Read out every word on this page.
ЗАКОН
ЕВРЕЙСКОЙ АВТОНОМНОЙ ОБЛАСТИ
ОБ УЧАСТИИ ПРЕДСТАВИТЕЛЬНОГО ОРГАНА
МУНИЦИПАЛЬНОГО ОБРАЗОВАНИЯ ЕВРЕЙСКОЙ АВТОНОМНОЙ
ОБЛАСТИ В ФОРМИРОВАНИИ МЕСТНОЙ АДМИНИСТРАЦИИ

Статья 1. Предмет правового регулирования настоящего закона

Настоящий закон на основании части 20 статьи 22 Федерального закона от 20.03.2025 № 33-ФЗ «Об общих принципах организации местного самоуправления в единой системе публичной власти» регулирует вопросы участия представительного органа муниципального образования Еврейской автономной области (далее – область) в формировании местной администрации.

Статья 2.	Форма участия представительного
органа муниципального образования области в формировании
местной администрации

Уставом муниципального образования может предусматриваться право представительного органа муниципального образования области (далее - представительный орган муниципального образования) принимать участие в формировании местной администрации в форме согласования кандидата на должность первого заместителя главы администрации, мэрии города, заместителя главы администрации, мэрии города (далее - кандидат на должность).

-.-.-

What to work on: All of the entries above should be written out again exactly.

Expected answer:
Read out every word on this page.
ЗАКОН
ЕВРЕЙСКОЙ АВТОНОМНОЙ ОБЛАСТИ
ОБ УЧАСТИИ ПРЕДСТАВИТЕЛЬНОГО ОРГАНА
МУНИЦИПАЛЬНОГО ОБРАЗОВАНИЯ ЕВРЕЙСКОЙ АВТОНОМНОЙ
ОБЛАСТИ В ФОРМИРОВАНИИ МЕСТНОЙ АДМИНИСТРАЦИИ

Статья 1. Предмет правового регулирования настоящего закона

Настоящий закон на основании части 20 статьи 22 Федерального закона от 20.03.2025 № 33-ФЗ «Об общих принципах организации местного самоуправления в единой системе публичной власти» регулирует вопросы участия представительного органа муниципального образования Еврейской автономной области (далее – область) в формировании местной администрации.

Статья 2.	Форма участия представительного
органа муниципального образования области в формировании
местной администрации

Уставом муниципального образования может предусматриваться право представительного органа муниципального образования области (далее - представительный орган муниципального образования) принимать участие в формировании местной администрации в форме согласования кандидата на должность первого заместителя главы администрации, мэрии города, заместителя главы администрации, мэрии города (далее - кандидат на должность).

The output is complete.